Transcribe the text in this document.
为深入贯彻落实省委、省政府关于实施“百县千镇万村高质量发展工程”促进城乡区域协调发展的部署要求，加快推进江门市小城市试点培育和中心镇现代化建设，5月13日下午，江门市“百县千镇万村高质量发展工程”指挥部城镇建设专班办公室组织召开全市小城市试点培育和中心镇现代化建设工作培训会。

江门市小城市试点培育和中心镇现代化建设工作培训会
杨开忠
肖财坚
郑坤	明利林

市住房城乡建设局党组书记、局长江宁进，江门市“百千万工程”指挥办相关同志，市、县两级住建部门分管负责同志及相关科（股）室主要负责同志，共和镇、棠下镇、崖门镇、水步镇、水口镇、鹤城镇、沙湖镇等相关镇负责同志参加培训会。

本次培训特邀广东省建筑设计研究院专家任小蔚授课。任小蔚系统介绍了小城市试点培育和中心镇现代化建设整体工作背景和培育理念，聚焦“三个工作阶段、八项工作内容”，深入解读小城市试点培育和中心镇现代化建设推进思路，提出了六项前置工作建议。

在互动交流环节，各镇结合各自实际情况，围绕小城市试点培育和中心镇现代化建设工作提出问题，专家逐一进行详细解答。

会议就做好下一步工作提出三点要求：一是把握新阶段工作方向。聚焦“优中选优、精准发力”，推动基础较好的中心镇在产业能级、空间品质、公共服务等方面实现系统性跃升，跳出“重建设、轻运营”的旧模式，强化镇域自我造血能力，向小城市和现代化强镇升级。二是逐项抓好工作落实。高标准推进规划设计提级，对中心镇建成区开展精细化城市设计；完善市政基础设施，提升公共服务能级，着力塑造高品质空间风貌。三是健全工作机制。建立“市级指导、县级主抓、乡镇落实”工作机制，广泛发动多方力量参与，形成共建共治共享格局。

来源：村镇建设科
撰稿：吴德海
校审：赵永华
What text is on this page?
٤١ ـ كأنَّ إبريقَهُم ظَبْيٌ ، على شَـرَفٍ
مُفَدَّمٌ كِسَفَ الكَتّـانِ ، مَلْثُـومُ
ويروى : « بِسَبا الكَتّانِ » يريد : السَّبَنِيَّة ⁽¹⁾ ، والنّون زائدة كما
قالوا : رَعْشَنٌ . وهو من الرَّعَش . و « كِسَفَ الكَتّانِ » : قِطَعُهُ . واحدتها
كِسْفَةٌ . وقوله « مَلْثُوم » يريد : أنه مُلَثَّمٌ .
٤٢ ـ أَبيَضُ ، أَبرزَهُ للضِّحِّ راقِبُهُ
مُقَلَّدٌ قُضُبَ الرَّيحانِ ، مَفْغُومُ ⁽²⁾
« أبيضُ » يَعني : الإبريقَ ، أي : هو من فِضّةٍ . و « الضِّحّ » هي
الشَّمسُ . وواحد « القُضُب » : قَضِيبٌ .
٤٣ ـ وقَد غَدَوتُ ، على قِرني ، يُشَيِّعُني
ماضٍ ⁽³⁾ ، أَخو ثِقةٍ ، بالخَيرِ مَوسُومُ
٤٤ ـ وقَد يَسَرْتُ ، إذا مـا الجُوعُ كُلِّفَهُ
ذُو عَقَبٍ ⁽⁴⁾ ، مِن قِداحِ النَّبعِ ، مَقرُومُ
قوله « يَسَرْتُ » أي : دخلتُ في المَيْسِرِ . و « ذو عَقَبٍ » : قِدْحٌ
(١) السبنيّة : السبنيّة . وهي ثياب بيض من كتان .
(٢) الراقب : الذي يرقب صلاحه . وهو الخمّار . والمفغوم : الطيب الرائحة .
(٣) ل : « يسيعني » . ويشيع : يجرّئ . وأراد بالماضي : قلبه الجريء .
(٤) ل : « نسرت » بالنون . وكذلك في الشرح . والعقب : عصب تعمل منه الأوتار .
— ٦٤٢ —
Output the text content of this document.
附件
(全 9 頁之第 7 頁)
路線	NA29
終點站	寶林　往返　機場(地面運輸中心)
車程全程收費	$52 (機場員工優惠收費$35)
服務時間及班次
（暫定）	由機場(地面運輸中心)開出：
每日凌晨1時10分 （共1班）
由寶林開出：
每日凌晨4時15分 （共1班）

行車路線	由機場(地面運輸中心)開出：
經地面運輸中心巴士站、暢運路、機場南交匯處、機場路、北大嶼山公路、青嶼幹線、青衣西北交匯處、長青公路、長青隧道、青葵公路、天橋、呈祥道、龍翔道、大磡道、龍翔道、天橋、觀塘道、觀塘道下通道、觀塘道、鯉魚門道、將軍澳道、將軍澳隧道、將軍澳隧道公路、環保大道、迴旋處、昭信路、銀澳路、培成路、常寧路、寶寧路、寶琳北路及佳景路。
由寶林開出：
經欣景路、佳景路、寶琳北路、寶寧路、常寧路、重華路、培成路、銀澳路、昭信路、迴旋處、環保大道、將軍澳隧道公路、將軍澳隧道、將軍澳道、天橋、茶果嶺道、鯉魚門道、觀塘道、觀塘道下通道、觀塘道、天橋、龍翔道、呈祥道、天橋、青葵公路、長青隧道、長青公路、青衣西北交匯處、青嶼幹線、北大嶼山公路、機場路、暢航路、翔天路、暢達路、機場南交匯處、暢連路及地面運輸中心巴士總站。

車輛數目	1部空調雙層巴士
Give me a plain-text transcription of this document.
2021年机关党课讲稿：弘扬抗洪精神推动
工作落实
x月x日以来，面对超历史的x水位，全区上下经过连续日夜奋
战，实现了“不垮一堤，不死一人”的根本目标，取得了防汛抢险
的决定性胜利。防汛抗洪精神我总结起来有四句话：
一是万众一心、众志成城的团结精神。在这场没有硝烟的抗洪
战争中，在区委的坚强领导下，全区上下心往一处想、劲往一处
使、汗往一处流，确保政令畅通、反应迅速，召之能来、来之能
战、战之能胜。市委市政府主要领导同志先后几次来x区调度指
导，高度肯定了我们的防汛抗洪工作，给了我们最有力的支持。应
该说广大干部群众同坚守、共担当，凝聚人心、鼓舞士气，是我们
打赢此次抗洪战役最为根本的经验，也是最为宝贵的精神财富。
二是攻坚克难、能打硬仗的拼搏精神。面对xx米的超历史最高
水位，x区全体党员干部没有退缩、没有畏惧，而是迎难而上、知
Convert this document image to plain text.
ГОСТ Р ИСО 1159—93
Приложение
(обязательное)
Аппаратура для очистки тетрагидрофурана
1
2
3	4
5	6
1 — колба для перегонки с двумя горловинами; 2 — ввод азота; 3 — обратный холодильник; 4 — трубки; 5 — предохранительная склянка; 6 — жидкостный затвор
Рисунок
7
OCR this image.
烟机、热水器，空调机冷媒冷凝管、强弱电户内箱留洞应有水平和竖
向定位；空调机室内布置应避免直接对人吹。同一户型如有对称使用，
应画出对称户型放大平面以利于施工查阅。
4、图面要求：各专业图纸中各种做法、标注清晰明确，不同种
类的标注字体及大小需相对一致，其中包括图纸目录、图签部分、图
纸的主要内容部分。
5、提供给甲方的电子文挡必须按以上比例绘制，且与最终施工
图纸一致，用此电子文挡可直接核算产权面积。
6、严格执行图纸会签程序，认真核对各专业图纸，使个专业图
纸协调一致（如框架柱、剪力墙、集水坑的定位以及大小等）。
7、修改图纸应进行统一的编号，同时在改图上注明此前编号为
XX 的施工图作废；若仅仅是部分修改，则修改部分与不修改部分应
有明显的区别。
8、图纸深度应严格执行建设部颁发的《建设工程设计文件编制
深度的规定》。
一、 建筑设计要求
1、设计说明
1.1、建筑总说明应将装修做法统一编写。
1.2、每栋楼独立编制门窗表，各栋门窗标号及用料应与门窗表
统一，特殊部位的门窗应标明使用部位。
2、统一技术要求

» **Your objective**
Make an exact copy of every line in the data.

» **Answer for the task**
Transcribe the text in this document.
为深入贯彻落实省委、省政府关于实施“百县千镇万村高质量发展工程”促进城乡区域协调发展的部署要求，加快推进江门市小城市试点培育和中心镇现代化建设，5月13日下午，江门市“百县千镇万村高质量发展工程”指挥部城镇建设专班办公室组织召开全市小城市试点培育和中心镇现代化建设工作培训会。

江门市小城市试点培育和中心镇现代化建设工作培训会
杨开忠
肖财坚
郑坤	明利林

市住房城乡建设局党组书记、局长江宁进，江门市“百千万工程”指挥办相关同志，市、县两级住建部门分管负责同志及相关科（股）室主要负责同志，共和镇、棠下镇、崖门镇、水步镇、水口镇、鹤城镇、沙湖镇等相关镇负责同志参加培训会。

本次培训特邀广东省建筑设计研究院专家任小蔚授课。任小蔚系统介绍了小城市试点培育和中心镇现代化建设整体工作背景和培育理念，聚焦“三个工作阶段、八项工作内容”，深入解读小城市试点培育和中心镇现代化建设推进思路，提出了六项前置工作建议。

在互动交流环节，各镇结合各自实际情况，围绕小城市试点培育和中心镇现代化建设工作提出问题，专家逐一进行详细解答。

会议就做好下一步工作提出三点要求：一是把握新阶段工作方向。聚焦“优中选优、精准发力”，推动基础较好的中心镇在产业能级、空间品质、公共服务等方面实现系统性跃升，跳出“重建设、轻运营”的旧模式，强化镇域自我造血能力，向小城市和现代化强镇升级。二是逐项抓好工作落实。高标准推进规划设计提级，对中心镇建成区开展精细化城市设计；完善市政基础设施，提升公共服务能级，着力塑造高品质空间风貌。三是健全工作机制。建立“市级指导、县级主抓、乡镇落实”工作机制，广泛发动多方力量参与，形成共建共治共享格局。

来源：村镇建设科
撰稿：吴德海
校审：赵永华
What text is on this page?
٤١ ـ كأنَّ إبريقَهُم ظَبْيٌ ، على شَـرَفٍ
مُفَدَّمٌ كِسَفَ الكَتّـانِ ، مَلْثُـومُ
ويروى : « بِسَبا الكَتّانِ » يريد : السَّبَنِيَّة ⁽¹⁾ ، والنّون زائدة كما
قالوا : رَعْشَنٌ . وهو من الرَّعَش . و « كِسَفَ الكَتّانِ » : قِطَعُهُ . واحدتها
كِسْفَةٌ . وقوله « مَلْثُوم » يريد : أنه مُلَثَّمٌ .
٤٢ ـ أَبيَضُ ، أَبرزَهُ للضِّحِّ راقِبُهُ
مُقَلَّدٌ قُضُبَ الرَّيحانِ ، مَفْغُومُ ⁽²⁾
« أبيضُ » يَعني : الإبريقَ ، أي : هو من فِضّةٍ . و « الضِّحّ » هي
الشَّمسُ . وواحد « القُضُب » : قَضِيبٌ .
٤٣ ـ وقَد غَدَوتُ ، على قِرني ، يُشَيِّعُني
ماضٍ ⁽³⁾ ، أَخو ثِقةٍ ، بالخَيرِ مَوسُومُ
٤٤ ـ وقَد يَسَرْتُ ، إذا مـا الجُوعُ كُلِّفَهُ
ذُو عَقَبٍ ⁽⁴⁾ ، مِن قِداحِ النَّبعِ ، مَقرُومُ
قوله « يَسَرْتُ » أي : دخلتُ في المَيْسِرِ . و « ذو عَقَبٍ » : قِدْحٌ
(١) السبنيّة : السبنيّة . وهي ثياب بيض من كتان .
(٢) الراقب : الذي يرقب صلاحه . وهو الخمّار . والمفغوم : الطيب الرائحة .
(٣) ل : « يسيعني » . ويشيع : يجرّئ . وأراد بالماضي : قلبه الجريء .
(٤) ل : « نسرت » بالنون . وكذلك في الشرح . والعقب : عصب تعمل منه الأوتار .
— ٦٤٢ —
Output the text content of this document.
附件
(全 9 頁之第 7 頁)
路線	NA29
終點站	寶林　往返　機場(地面運輸中心)
車程全程收費	$52 (機場員工優惠收費$35)
服務時間及班次
（暫定）	由機場(地面運輸中心)開出：
每日凌晨1時10分 （共1班）
由寶林開出：
每日凌晨4時15分 （共1班）

行車路線	由機場(地面運輸中心)開出：
經地面運輸中心巴士站、暢運路、機場南交匯處、機場路、北大嶼山公路、青嶼幹線、青衣西北交匯處、長青公路、長青隧道、青葵公路、天橋、呈祥道、龍翔道、大磡道、龍翔道、天橋、觀塘道、觀塘道下通道、觀塘道、鯉魚門道、將軍澳道、將軍澳隧道、將軍澳隧道公路、環保大道、迴旋處、昭信路、銀澳路、培成路、常寧路、寶寧路、寶琳北路及佳景路。
由寶林開出：
經欣景路、佳景路、寶琳北路、寶寧路、常寧路、重華路、培成路、銀澳路、昭信路、迴旋處、環保大道、將軍澳隧道公路、將軍澳隧道、將軍澳道、天橋、茶果嶺道、鯉魚門道、觀塘道、觀塘道下通道、觀塘道、天橋、龍翔道、呈祥道、天橋、青葵公路、長青隧道、長青公路、青衣西北交匯處、青嶼幹線、北大嶼山公路、機場路、暢航路、翔天路、暢達路、機場南交匯處、暢連路及地面運輸中心巴士總站。

車輛數目	1部空調雙層巴士
Give me a plain-text transcription of this document.
2021年机关党课讲稿：弘扬抗洪精神推动
工作落实
x月x日以来，面对超历史的x水位，全区上下经过连续日夜奋
战，实现了“不垮一堤，不死一人”的根本目标，取得了防汛抢险
的决定性胜利。防汛抗洪精神我总结起来有四句话：
一是万众一心、众志成城的团结精神。在这场没有硝烟的抗洪
战争中，在区委的坚强领导下，全区上下心往一处想、劲往一处
使、汗往一处流，确保政令畅通、反应迅速，召之能来、来之能
战、战之能胜。市委市政府主要领导同志先后几次来x区调度指
导，高度肯定了我们的防汛抗洪工作，给了我们最有力的支持。应
该说广大干部群众同坚守、共担当，凝聚人心、鼓舞士气，是我们
打赢此次抗洪战役最为根本的经验，也是最为宝贵的精神财富。
二是攻坚克难、能打硬仗的拼搏精神。面对xx米的超历史最高
水位，x区全体党员干部没有退缩、没有畏惧，而是迎难而上、知
Convert this document image to plain text.
ГОСТ Р ИСО 1159—93
Приложение
(обязательное)
Аппаратура для очистки тетрагидрофурана
1
2
3	4
5	6
1 — колба для перегонки с двумя горловинами; 2 — ввод азота; 3 — обратный холодильник; 4 — трубки; 5 — предохранительная склянка; 6 — жидкостный затвор
Рисунок
7
OCR this image.
烟机、热水器，空调机冷媒冷凝管、强弱电户内箱留洞应有水平和竖
向定位；空调机室内布置应避免直接对人吹。同一户型如有对称使用，
应画出对称户型放大平面以利于施工查阅。
4、图面要求：各专业图纸中各种做法、标注清晰明确，不同种
类的标注字体及大小需相对一致，其中包括图纸目录、图签部分、图
纸的主要内容部分。
5、提供给甲方的电子文挡必须按以上比例绘制，且与最终施工
图纸一致，用此电子文挡可直接核算产权面积。
6、严格执行图纸会签程序，认真核对各专业图纸，使个专业图
纸协调一致（如框架柱、剪力墙、集水坑的定位以及大小等）。
7、修改图纸应进行统一的编号，同时在改图上注明此前编号为
XX 的施工图作废；若仅仅是部分修改，则修改部分与不修改部分应
有明显的区别。
8、图纸深度应严格执行建设部颁发的《建设工程设计文件编制
深度的规定》。
一、 建筑设计要求
1、设计说明
1.1、建筑总说明应将装修做法统一编写。
1.2、每栋楼独立编制门窗表，各栋门窗标号及用料应与门窗表
统一，特殊部位的门窗应标明使用部位。
2、统一技术要求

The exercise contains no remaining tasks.